### Passage to read
□ □ □ □ □ □ □

This is Part I of a multi-part post.
Before blogs were commonplace or even the Internet for that matter, I was the mother with ‘that child’. Yes, the one with the child screaming at the top of her lungs while shopping at Target; the one you looked at in horror when the kid flailed on the ground because she demanded to have every last sweet at the check-out stand. Boy, I wish blogs had existed back in my early parenting days — then I would have known I wasn’t the only one who’d spawned a difficult child.
I went at it the old-fashion way, consulting books and my parents, and crying on my friends’ shoulders as they sat with their well-behaved kids at playgroups — and who probably hoped I’d leave before their kids got any ideas from my tempermental child.
Oh, so you think I didn’t know you sometimes felt sorry for me? I did. Like the time when you stared at me at the mall as I was carrying my kid’s inconsolable tiny body out to the car where she could wail in peace.
How about when you saw me trying to convince her she had had enough animal crackers while I picked up the mess she’d made at the restaurant? And, when the check out lady would ask you at the grocery store to “please let the lady with the crying child come to the front of the line”, I know you did it to help me out, right?

□ □ □ □ □ □ □

In the post about raising a difficult child, where was the child screaming at the top of her lungs while shopping? The data has nothing to do with this.

### Given data
□ □ □ □ □ □ □

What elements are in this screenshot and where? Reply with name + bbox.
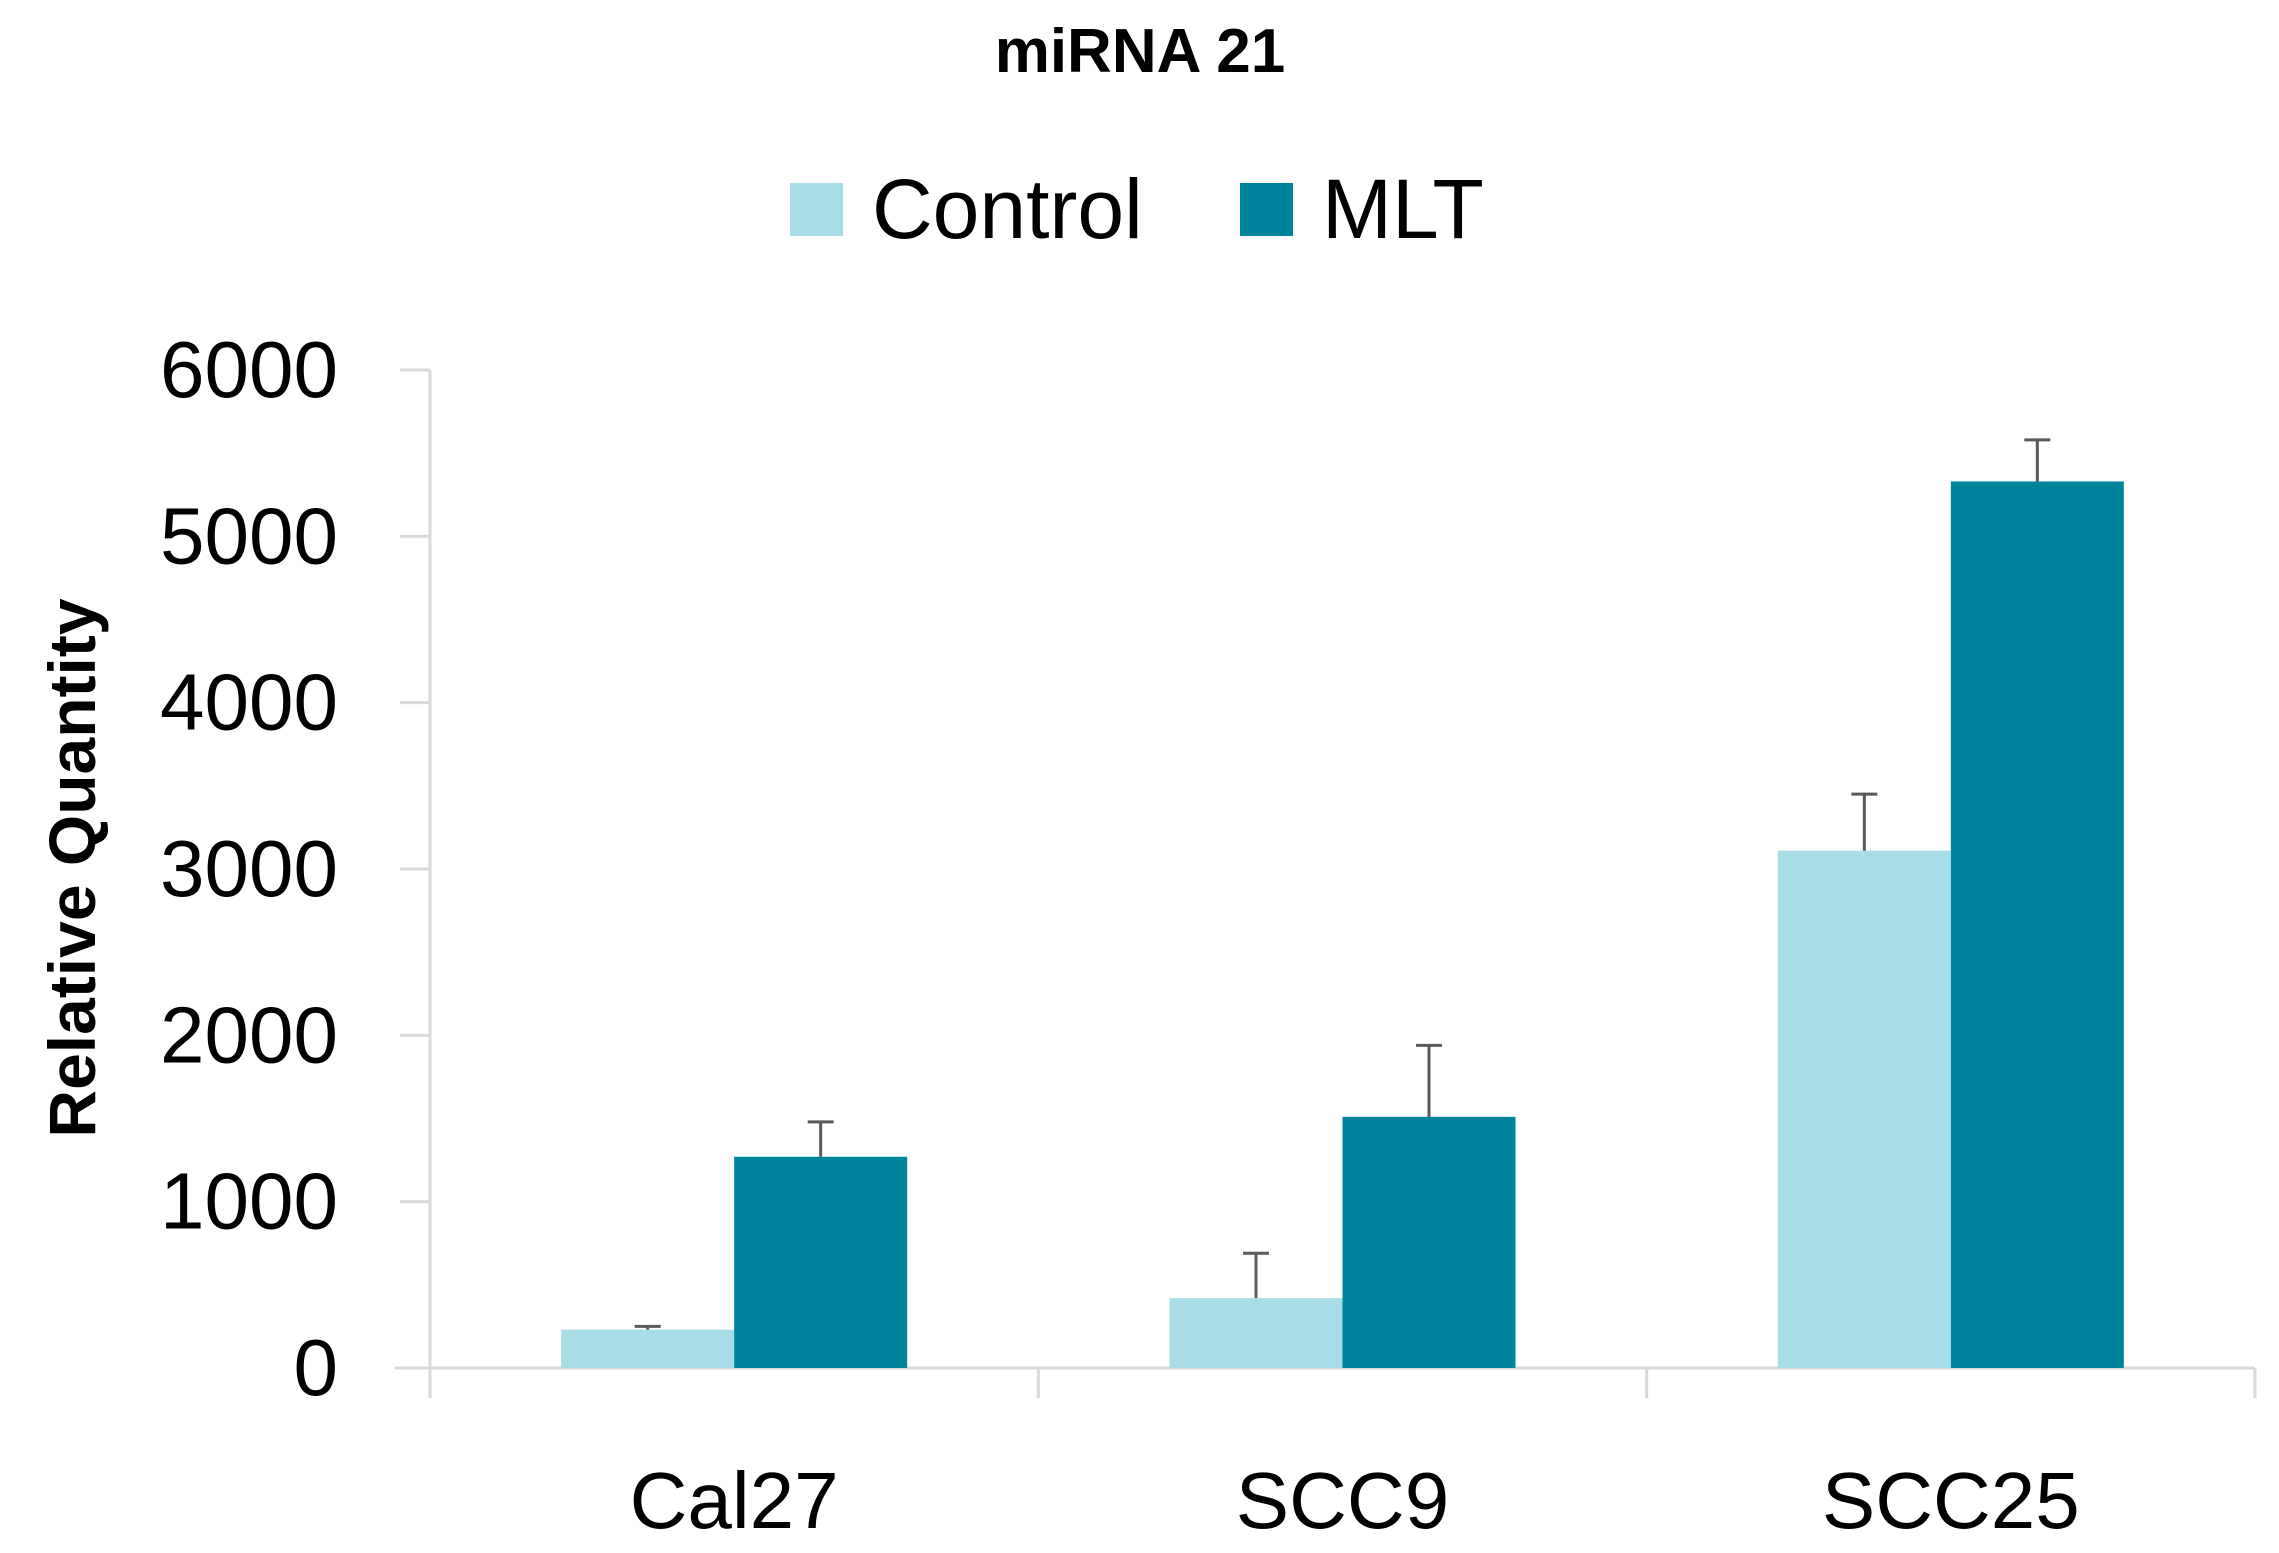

□ □ □ □ □ □ □

### Task output
At Target.